::: Excerpted data

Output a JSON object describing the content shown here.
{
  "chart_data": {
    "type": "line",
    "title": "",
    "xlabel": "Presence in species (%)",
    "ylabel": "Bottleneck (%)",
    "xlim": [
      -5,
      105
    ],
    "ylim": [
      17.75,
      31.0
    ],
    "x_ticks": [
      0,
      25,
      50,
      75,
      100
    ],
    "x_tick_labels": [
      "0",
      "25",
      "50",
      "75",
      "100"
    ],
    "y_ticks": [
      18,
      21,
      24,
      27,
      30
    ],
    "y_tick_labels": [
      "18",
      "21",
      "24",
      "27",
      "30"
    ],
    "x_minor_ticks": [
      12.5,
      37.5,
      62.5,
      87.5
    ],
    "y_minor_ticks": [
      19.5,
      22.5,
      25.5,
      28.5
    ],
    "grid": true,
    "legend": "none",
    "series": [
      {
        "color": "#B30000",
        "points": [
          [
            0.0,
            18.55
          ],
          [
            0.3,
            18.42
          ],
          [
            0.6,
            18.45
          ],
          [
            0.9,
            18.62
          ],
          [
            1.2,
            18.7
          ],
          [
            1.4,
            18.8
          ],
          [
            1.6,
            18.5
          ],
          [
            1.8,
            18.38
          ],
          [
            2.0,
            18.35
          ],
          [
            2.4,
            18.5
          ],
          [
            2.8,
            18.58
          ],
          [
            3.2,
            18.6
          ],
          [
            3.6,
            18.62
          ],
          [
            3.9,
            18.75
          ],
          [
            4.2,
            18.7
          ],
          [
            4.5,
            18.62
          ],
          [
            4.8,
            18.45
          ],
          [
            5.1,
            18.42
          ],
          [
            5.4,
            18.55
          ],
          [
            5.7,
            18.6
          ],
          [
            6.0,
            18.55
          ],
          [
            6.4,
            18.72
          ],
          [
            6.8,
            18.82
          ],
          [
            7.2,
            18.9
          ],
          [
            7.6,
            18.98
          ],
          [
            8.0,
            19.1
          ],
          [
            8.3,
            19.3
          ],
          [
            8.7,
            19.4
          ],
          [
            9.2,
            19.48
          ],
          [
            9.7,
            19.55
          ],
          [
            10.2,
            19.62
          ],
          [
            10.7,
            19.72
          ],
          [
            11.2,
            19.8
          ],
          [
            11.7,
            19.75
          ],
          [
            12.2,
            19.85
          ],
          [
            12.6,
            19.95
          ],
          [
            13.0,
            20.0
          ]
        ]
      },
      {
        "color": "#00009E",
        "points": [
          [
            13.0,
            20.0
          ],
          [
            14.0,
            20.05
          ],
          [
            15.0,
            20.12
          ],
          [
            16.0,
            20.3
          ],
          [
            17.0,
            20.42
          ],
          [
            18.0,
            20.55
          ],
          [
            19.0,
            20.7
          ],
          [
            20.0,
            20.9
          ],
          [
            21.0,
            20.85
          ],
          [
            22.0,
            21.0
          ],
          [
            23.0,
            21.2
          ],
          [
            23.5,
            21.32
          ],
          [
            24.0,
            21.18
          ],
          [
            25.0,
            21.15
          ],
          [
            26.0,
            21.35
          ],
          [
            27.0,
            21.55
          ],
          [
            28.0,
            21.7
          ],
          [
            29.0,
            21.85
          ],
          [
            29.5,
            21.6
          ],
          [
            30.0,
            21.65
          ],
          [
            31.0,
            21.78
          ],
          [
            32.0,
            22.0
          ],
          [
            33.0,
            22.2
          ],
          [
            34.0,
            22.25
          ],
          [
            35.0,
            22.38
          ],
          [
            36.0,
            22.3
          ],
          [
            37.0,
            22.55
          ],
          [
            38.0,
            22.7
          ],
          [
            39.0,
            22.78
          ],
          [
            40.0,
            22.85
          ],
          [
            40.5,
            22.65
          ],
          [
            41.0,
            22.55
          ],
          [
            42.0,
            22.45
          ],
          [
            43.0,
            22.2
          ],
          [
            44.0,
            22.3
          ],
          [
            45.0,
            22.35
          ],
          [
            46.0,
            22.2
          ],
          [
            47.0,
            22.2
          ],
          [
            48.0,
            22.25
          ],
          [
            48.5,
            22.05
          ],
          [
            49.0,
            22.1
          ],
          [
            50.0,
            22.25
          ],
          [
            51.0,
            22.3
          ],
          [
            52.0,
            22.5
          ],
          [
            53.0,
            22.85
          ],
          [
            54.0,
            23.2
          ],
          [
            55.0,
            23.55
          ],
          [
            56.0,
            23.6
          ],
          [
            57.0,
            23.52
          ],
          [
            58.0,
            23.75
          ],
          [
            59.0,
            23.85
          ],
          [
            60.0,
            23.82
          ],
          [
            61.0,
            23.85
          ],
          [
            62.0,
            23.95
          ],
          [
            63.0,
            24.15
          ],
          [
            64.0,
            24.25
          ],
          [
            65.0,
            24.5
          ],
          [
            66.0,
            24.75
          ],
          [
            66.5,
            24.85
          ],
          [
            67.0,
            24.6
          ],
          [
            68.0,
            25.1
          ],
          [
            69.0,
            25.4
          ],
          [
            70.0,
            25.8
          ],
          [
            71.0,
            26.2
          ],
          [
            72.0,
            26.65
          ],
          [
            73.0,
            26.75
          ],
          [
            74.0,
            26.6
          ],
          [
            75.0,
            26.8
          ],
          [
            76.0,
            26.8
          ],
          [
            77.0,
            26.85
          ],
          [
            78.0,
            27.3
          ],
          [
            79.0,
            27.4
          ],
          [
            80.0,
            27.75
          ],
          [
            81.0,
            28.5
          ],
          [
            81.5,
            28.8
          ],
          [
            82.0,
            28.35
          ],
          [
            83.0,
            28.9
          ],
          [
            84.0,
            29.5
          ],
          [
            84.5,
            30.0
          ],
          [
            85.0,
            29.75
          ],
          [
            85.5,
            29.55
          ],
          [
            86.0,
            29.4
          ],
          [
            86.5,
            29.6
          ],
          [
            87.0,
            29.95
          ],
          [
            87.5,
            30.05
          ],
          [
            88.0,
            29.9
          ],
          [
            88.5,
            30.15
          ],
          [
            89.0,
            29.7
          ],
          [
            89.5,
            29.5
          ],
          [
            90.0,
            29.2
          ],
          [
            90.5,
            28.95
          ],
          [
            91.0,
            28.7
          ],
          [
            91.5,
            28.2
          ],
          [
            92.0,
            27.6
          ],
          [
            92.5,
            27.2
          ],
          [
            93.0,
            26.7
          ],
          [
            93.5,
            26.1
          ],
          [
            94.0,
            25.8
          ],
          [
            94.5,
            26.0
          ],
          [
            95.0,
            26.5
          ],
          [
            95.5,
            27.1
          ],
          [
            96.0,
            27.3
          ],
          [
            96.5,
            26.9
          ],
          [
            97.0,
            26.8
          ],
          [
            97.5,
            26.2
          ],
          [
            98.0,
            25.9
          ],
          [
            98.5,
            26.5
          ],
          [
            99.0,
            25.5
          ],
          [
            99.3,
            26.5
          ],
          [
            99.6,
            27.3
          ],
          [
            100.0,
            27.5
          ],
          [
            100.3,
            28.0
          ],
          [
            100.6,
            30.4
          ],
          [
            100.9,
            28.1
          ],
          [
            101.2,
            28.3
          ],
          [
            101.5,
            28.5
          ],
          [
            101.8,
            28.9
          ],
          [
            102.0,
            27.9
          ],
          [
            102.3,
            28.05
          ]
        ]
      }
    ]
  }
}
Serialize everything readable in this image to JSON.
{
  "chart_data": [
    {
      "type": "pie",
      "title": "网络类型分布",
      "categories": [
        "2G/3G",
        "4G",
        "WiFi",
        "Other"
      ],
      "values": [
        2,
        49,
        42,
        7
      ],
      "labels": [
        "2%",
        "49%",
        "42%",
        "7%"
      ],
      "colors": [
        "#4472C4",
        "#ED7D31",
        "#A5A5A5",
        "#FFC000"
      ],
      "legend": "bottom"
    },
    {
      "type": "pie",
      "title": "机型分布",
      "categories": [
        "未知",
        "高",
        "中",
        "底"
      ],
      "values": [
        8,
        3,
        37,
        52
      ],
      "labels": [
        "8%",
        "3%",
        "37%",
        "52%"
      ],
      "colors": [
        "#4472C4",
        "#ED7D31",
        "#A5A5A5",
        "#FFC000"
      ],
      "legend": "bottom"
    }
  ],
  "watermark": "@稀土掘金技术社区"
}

::::::

Produce an exact repeat of the lines from the one containing "Serialize everything readable" through the last line of the data, and nothing more.

Serialize everything readable in this image to JSON.
{
  "chart_data": [
    {
      "type": "pie",
      "title": "网络类型分布",
      "categories": [
        "2G/3G",
        "4G",
        "WiFi",
        "Other"
      ],
      "values": [
        2,
        49,
        42,
        7
      ],
      "labels": [
        "2%",
        "49%",
        "42%",
        "7%"
      ],
      "colors": [
        "#4472C4",
        "#ED7D31",
        "#A5A5A5",
        "#FFC000"
      ],
      "legend": "bottom"
    },
    {
      "type": "pie",
      "title": "机型分布",
      "categories": [
        "未知",
        "高",
        "中",
        "底"
      ],
      "values": [
        8,
        3,
        37,
        52
      ],
      "labels": [
        "8%",
        "3%",
        "37%",
        "52%"
      ],
      "colors": [
        "#4472C4",
        "#ED7D31",
        "#A5A5A5",
        "#FFC000"
      ],
      "legend": "bottom"
    }
  ],
  "watermark": "@稀土掘金技术社区"
}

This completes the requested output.